» Exercise details:
Write out each entry, exactly the way it appears.

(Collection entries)
-------------------------

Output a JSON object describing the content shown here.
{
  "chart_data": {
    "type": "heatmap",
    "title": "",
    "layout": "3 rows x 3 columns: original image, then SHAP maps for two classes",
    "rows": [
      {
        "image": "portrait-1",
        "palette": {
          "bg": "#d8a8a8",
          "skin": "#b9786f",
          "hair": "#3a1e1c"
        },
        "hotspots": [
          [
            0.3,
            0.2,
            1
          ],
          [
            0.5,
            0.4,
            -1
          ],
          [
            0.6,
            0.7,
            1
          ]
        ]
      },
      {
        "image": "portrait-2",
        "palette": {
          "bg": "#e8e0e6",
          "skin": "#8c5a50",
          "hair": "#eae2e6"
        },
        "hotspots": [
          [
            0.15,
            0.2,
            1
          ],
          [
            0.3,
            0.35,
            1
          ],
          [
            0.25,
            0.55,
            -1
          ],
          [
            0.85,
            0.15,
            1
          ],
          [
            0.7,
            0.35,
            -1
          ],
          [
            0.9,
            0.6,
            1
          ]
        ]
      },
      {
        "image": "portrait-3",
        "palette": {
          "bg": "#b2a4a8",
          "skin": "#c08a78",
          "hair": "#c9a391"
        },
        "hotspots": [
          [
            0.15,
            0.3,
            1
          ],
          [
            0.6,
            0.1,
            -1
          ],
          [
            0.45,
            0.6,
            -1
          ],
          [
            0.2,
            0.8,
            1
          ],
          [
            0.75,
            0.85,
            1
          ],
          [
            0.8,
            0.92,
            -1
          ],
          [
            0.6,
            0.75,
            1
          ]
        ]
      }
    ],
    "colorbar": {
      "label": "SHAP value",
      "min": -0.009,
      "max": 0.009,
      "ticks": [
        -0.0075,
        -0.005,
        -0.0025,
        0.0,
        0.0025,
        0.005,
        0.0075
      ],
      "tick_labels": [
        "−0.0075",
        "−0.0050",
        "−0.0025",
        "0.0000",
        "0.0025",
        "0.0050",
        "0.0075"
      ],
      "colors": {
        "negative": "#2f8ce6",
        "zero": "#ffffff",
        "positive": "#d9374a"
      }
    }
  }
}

-------------------------

» Response to this exercise:
Output a JSON object describing the content shown here.
{
  "chart_data": {
    "type": "heatmap",
    "title": "",
    "layout": "3 rows x 3 columns: original image, then SHAP maps for two classes",
    "rows": [
      {
        "image": "portrait-1",
        "palette": {
          "bg": "#d8a8a8",
          "skin": "#b9786f",
          "hair": "#3a1e1c"
        },
        "hotspots": [
          [
            0.3,
            0.2,
            1
          ],
          [
            0.5,
            0.4,
            -1
          ],
          [
            0.6,
            0.7,
            1
          ]
        ]
      },
      {
        "image": "portrait-2",
        "palette": {
          "bg": "#e8e0e6",
          "skin": "#8c5a50",
          "hair": "#eae2e6"
        },
        "hotspots": [
          [
            0.15,
            0.2,
            1
          ],
          [
            0.3,
            0.35,
            1
          ],
          [
            0.25,
            0.55,
            -1
          ],
          [
            0.85,
            0.15,
            1
          ],
          [
            0.7,
            0.35,
            -1
          ],
          [
            0.9,
            0.6,
            1
          ]
        ]
      },
      {
        "image": "portrait-3",
        "palette": {
          "bg": "#b2a4a8",
          "skin": "#c08a78",
          "hair": "#c9a391"
        },
        "hotspots": [
          [
            0.15,
            0.3,
            1
          ],
          [
            0.6,
            0.1,
            -1
          ],
          [
            0.45,
            0.6,
            -1
          ],
          [
            0.2,
            0.8,
            1
          ],
          [
            0.75,
            0.85,
            1
          ],
          [
            0.8,
            0.92,
            -1
          ],
          [
            0.6,
            0.75,
            1
          ]
        ]
      }
    ],
    "colorbar": {
      "label": "SHAP value",
      "min": -0.009,
      "max": 0.009,
      "ticks": [
        -0.0075,
        -0.005,
        -0.0025,
        0.0,
        0.0025,
        0.005,
        0.0075
      ],
      "tick_labels": [
        "−0.0075",
        "−0.0050",
        "−0.0025",
        "0.0000",
        "0.0025",
        "0.0050",
        "0.0075"
      ],
      "colors": {
        "negative": "#2f8ce6",
        "zero": "#ffffff",
        "positive": "#d9374a"
      }
    }
  }
}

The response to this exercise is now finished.